- _CHALLENGE_: Of the lines in the listing below, how many hold "mesas"? Answer with the number only.

Source records
——
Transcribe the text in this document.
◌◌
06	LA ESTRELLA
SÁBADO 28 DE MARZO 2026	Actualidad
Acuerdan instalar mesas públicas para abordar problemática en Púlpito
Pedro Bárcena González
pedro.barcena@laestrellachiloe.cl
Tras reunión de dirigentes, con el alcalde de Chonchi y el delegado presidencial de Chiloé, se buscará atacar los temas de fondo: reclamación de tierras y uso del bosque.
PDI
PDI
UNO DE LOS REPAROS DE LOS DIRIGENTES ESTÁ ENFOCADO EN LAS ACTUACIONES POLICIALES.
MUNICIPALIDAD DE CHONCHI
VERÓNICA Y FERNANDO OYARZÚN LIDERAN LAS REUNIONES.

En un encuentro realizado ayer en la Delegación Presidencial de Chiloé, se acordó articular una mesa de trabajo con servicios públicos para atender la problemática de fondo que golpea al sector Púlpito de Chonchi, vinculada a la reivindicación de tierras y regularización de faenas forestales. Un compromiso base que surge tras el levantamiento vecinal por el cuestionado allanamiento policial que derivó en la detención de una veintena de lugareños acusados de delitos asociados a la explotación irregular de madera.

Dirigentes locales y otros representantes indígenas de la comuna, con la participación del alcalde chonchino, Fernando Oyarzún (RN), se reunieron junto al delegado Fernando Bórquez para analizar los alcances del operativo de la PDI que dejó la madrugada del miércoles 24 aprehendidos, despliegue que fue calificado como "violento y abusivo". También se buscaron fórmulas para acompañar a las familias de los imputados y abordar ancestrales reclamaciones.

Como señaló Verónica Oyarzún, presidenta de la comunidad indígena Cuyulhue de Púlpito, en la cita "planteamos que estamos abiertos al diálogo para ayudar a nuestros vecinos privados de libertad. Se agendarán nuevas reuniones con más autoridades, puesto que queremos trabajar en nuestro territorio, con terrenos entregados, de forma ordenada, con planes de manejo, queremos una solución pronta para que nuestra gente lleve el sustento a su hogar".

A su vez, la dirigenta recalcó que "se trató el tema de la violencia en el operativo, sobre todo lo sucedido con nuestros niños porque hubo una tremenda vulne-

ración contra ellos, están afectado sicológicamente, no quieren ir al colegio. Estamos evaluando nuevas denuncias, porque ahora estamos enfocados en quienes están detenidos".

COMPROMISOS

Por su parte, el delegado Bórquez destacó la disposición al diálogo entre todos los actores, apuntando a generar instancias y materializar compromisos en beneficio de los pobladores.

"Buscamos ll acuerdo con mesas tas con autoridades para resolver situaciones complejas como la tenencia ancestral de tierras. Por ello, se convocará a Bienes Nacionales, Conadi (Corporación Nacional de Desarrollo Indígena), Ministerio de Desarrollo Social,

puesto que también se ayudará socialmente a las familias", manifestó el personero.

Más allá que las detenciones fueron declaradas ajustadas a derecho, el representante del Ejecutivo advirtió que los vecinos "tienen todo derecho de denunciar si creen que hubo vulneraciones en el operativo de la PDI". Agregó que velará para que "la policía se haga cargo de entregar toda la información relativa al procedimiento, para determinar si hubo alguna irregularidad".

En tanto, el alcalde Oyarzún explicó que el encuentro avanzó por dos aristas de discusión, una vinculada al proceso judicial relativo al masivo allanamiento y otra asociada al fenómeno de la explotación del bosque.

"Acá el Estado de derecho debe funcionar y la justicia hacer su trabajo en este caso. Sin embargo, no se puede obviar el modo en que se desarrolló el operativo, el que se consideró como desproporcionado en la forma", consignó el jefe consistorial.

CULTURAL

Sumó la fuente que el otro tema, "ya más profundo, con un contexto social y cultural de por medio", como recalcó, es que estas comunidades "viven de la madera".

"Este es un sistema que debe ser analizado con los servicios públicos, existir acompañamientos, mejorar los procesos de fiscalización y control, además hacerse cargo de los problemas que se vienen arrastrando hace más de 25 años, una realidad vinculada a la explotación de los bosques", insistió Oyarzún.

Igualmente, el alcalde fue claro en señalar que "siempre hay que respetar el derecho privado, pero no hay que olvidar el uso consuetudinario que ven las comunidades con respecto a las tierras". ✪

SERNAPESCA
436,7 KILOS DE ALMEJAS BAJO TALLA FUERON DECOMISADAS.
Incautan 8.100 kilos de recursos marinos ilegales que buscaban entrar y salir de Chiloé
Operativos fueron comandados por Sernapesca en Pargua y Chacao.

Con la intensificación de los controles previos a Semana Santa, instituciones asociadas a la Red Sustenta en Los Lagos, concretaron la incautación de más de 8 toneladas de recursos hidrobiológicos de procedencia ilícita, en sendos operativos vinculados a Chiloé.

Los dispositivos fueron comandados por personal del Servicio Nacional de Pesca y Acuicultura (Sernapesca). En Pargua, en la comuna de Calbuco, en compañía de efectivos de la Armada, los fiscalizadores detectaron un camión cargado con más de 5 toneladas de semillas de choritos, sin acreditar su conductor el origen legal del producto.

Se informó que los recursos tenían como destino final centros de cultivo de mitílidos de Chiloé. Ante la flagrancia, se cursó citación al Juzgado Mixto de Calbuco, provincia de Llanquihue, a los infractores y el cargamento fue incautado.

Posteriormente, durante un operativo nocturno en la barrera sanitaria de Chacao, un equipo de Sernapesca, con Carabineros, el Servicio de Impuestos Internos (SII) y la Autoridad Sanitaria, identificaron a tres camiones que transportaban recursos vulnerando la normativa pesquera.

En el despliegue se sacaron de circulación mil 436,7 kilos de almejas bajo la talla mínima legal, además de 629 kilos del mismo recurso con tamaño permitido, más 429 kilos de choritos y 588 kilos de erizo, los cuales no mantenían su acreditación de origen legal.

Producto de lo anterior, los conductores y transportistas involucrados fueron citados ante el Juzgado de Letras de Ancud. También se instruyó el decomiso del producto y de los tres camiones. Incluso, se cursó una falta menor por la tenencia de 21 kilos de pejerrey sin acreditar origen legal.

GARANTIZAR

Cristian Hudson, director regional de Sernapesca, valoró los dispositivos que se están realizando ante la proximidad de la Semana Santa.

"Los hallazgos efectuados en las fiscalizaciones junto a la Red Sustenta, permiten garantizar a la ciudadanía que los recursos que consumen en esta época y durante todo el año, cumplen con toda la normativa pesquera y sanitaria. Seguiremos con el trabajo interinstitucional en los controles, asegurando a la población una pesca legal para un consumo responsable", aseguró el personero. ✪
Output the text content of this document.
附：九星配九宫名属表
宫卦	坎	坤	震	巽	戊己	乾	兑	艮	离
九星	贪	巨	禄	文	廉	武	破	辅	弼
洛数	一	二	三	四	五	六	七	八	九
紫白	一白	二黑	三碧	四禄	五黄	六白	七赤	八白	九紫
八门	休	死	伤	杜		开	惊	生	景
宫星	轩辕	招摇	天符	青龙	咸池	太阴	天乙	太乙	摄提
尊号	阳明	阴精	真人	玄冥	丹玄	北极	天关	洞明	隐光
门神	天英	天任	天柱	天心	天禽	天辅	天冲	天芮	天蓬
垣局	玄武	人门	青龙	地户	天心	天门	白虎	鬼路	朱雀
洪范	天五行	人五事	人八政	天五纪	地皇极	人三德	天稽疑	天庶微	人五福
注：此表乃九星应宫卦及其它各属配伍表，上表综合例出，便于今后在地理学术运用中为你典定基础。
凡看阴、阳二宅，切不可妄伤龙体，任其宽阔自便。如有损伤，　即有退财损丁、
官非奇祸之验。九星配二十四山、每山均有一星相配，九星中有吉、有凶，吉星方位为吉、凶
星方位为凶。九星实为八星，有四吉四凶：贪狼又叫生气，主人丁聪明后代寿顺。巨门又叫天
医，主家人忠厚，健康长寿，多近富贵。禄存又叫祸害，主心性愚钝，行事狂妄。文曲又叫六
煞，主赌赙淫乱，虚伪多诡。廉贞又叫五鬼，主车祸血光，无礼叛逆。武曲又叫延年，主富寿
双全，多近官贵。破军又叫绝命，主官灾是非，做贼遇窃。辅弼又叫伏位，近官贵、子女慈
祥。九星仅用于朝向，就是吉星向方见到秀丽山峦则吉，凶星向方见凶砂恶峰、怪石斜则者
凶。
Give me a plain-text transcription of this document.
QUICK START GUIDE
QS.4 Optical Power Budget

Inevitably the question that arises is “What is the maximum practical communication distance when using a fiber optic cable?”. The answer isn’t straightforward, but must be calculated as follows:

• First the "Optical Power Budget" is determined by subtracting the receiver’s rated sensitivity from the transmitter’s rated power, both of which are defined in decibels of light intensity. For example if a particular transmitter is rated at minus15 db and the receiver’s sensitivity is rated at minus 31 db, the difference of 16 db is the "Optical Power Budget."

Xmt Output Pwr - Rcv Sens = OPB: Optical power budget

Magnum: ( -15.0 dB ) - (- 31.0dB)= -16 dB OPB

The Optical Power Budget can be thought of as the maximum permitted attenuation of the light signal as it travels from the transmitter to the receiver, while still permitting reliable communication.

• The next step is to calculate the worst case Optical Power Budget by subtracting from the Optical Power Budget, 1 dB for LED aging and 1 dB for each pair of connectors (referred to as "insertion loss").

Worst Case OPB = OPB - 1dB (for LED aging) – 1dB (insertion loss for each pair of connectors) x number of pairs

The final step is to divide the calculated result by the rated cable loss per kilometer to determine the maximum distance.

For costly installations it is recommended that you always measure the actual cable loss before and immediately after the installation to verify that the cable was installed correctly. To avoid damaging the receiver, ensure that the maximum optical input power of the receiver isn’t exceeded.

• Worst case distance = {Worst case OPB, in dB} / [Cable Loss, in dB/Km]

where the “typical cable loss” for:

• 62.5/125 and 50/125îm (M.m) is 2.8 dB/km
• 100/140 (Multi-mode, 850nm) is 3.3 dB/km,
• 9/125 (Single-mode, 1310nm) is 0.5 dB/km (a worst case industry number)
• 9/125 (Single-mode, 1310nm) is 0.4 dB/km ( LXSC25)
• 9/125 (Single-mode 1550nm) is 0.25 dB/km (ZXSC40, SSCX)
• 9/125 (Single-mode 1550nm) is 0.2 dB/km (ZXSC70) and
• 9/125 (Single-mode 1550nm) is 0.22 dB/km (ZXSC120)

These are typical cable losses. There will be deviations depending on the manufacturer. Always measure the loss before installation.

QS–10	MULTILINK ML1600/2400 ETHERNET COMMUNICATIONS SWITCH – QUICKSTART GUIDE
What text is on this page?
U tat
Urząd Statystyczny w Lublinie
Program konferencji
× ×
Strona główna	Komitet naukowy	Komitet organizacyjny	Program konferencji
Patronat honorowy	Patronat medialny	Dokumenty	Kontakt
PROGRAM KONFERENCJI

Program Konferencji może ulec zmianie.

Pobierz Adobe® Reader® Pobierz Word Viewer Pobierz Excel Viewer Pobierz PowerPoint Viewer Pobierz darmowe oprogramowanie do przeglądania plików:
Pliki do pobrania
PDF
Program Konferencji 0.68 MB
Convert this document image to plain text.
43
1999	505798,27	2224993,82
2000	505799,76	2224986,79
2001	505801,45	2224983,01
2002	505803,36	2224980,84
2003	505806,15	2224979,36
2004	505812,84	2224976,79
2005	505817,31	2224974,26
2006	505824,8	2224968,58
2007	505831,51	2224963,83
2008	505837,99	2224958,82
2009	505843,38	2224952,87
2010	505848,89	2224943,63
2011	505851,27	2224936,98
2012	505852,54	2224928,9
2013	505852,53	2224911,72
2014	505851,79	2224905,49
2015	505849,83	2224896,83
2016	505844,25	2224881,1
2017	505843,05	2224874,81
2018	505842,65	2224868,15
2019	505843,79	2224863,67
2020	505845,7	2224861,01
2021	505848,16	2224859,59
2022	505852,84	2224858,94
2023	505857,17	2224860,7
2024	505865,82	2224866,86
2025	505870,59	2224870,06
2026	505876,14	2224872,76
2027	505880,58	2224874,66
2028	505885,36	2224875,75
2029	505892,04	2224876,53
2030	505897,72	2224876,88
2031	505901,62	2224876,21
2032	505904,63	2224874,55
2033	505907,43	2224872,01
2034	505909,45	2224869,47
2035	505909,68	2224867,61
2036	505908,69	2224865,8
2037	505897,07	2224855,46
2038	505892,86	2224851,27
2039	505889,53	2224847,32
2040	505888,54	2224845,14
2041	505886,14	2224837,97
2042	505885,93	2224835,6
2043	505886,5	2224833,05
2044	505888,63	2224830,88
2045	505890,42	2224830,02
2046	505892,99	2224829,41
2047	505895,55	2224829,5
——
- _RESPONSE_: 2